(Stored entries)

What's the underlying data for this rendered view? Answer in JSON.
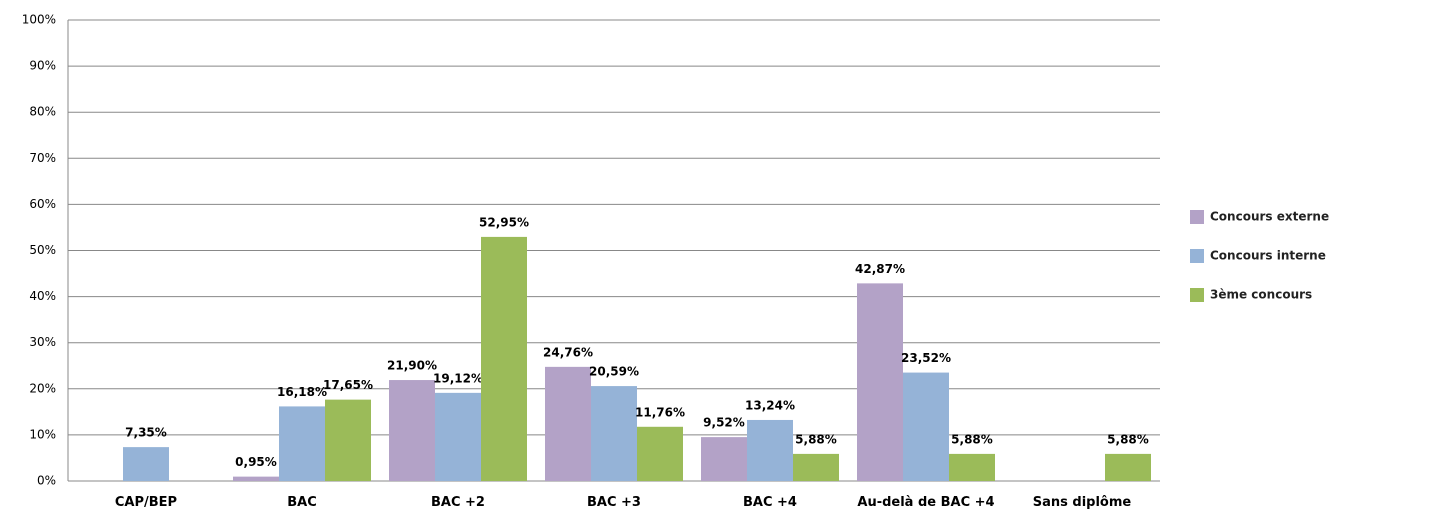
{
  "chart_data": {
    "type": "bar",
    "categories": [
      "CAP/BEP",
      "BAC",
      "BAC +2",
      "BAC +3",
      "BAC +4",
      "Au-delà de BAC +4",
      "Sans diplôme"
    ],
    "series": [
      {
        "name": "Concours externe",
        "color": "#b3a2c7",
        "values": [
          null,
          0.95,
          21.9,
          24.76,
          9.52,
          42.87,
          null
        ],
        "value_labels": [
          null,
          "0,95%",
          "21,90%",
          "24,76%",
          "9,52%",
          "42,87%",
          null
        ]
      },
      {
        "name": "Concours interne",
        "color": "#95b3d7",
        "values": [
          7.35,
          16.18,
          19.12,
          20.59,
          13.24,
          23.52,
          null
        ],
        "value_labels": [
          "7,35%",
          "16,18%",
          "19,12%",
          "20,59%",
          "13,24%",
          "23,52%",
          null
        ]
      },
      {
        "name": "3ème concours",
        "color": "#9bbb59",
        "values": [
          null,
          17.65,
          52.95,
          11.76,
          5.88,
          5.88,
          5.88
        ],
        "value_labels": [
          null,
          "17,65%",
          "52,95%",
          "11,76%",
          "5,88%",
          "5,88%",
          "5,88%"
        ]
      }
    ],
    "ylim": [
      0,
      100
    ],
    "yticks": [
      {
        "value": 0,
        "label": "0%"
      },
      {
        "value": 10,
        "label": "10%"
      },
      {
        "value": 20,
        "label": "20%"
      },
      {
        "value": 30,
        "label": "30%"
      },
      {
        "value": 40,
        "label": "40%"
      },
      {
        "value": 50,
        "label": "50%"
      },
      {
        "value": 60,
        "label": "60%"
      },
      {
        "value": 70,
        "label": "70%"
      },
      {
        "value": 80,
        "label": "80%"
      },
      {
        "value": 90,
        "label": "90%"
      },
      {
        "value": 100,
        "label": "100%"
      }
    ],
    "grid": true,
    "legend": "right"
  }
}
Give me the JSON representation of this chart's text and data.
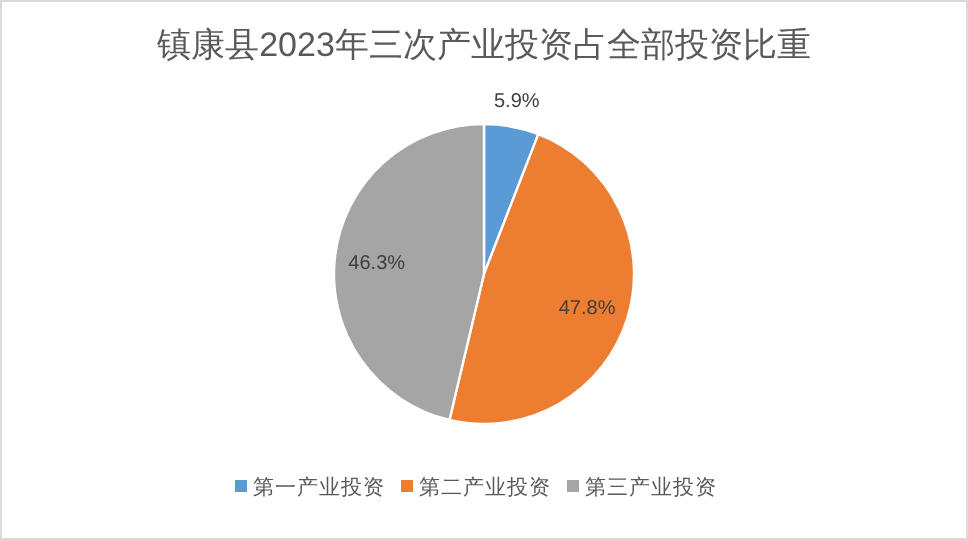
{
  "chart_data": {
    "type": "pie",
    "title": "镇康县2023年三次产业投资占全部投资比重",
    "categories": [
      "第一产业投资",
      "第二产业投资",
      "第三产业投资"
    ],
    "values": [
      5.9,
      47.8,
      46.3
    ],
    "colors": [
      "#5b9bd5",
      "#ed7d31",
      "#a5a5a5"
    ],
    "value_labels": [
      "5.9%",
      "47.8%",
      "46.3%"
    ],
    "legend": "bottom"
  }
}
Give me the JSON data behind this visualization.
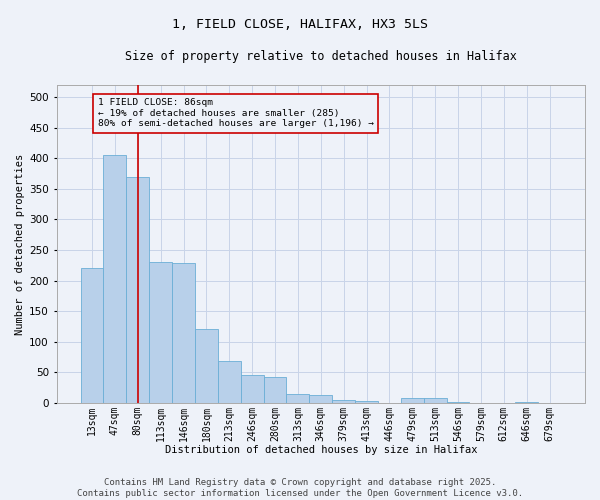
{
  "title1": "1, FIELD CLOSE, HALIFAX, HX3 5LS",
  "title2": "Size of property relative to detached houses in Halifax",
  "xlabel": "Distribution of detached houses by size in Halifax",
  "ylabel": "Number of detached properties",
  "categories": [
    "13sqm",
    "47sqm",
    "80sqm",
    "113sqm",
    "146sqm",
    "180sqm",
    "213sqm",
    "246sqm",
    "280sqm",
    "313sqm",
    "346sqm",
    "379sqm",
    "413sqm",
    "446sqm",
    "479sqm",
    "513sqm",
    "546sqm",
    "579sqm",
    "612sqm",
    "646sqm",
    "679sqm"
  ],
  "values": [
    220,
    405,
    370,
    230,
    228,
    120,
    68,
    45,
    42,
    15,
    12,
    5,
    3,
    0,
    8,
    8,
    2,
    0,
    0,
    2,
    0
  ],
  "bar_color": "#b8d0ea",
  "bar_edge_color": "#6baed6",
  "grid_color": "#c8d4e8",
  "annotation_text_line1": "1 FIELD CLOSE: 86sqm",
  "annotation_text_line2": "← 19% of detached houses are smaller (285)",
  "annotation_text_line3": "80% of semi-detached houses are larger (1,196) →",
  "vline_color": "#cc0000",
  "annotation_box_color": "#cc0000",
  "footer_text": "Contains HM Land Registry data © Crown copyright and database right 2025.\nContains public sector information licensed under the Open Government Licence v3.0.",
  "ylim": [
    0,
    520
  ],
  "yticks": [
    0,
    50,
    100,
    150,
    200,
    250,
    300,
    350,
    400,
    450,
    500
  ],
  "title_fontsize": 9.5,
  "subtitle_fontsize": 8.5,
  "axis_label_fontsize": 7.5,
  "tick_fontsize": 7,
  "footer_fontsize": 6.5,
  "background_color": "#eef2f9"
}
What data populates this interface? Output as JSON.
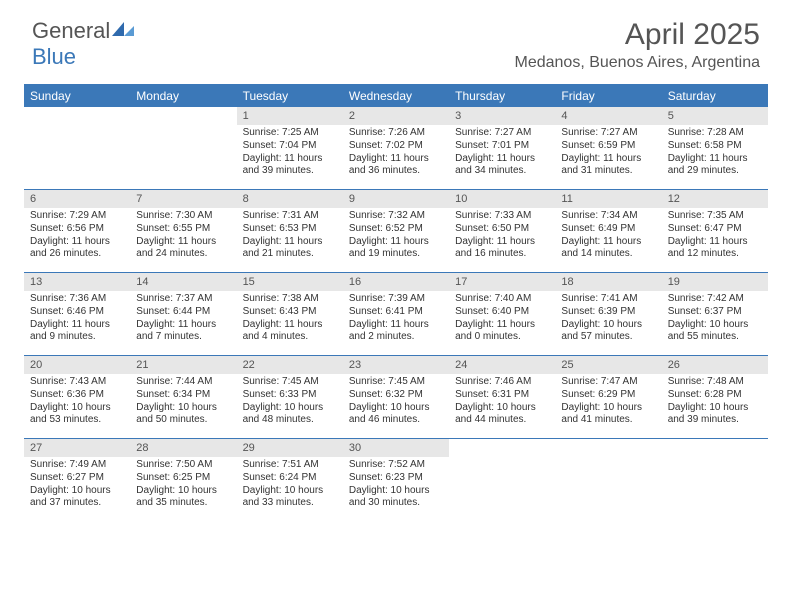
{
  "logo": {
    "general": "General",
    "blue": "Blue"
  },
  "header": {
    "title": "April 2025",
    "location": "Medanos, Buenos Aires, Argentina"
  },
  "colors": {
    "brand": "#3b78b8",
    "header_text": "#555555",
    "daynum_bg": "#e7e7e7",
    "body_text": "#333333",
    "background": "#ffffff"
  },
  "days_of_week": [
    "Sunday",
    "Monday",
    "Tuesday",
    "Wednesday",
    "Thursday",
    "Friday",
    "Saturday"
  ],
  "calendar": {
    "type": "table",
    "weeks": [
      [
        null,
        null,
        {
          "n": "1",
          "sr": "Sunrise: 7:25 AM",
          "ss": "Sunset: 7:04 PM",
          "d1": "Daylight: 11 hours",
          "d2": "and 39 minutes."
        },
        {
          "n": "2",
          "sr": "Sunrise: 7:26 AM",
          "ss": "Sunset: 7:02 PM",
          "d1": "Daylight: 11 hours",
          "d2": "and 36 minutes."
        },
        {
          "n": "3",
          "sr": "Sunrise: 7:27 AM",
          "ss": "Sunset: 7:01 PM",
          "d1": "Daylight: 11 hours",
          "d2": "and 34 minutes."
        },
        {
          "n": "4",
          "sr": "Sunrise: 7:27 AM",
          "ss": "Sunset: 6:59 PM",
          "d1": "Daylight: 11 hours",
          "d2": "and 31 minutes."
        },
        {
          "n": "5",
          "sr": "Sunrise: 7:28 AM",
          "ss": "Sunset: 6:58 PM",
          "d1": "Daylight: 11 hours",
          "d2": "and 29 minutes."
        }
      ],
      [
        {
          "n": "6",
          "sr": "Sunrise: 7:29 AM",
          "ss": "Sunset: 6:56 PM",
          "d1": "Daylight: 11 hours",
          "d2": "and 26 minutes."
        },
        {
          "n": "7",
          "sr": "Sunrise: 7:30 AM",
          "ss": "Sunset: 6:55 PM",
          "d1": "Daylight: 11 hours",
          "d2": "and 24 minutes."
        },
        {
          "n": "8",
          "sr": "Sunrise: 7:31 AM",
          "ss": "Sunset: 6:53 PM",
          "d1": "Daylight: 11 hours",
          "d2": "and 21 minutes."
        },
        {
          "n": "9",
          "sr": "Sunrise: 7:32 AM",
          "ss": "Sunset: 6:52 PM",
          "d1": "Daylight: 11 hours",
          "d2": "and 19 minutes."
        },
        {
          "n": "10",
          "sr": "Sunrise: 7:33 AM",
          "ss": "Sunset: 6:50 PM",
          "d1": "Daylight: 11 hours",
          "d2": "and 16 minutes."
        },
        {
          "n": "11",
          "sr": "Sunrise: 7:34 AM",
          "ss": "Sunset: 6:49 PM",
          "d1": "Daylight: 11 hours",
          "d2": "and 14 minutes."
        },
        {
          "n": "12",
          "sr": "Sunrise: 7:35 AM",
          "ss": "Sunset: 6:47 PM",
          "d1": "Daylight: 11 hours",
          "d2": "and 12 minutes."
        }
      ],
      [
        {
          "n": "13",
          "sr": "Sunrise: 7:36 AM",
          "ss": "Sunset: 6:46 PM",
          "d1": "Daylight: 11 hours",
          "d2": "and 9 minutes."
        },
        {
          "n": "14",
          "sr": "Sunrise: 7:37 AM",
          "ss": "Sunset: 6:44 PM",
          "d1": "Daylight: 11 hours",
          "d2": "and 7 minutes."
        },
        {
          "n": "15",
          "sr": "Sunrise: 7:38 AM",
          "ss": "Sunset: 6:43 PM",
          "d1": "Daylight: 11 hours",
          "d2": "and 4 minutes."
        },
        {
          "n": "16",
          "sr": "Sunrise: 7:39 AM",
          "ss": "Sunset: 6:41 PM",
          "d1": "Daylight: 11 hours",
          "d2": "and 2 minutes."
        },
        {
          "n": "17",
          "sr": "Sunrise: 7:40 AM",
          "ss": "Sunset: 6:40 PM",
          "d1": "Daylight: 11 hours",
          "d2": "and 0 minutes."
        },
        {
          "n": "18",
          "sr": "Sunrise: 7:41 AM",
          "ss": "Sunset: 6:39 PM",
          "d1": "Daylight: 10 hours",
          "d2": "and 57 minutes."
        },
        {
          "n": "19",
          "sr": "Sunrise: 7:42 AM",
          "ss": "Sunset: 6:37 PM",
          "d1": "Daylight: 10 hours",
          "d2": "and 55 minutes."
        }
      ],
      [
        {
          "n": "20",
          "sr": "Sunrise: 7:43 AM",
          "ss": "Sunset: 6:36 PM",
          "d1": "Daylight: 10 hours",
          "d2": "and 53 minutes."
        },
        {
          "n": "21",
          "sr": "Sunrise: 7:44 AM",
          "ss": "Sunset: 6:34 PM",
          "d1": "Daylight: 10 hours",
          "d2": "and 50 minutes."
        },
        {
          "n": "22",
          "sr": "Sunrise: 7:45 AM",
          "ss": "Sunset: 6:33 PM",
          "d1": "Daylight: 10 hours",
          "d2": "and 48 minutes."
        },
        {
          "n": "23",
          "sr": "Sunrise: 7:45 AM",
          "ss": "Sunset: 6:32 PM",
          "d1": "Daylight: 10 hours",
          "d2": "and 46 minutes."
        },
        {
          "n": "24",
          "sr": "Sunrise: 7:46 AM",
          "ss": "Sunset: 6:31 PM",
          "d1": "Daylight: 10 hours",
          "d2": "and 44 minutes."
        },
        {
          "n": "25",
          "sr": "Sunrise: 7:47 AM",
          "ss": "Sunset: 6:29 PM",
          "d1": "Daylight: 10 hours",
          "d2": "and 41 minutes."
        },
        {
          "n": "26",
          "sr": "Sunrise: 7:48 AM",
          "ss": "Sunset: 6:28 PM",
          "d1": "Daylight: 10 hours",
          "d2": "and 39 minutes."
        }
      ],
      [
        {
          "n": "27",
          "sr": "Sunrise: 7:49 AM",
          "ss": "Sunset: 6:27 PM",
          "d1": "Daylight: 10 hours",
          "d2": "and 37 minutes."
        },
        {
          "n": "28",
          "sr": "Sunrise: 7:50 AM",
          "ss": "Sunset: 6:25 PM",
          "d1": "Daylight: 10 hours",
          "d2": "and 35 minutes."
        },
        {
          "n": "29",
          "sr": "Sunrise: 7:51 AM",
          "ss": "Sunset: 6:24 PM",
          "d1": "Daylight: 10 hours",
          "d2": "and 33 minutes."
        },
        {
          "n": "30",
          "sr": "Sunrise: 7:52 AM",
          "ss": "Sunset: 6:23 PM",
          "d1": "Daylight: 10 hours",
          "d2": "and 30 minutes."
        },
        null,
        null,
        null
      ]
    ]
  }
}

EXERCISE:
Tally the lines of the listing that include "name". Reply with nothing but the count.

SOLUTION FOR THIS EXERCISE:
3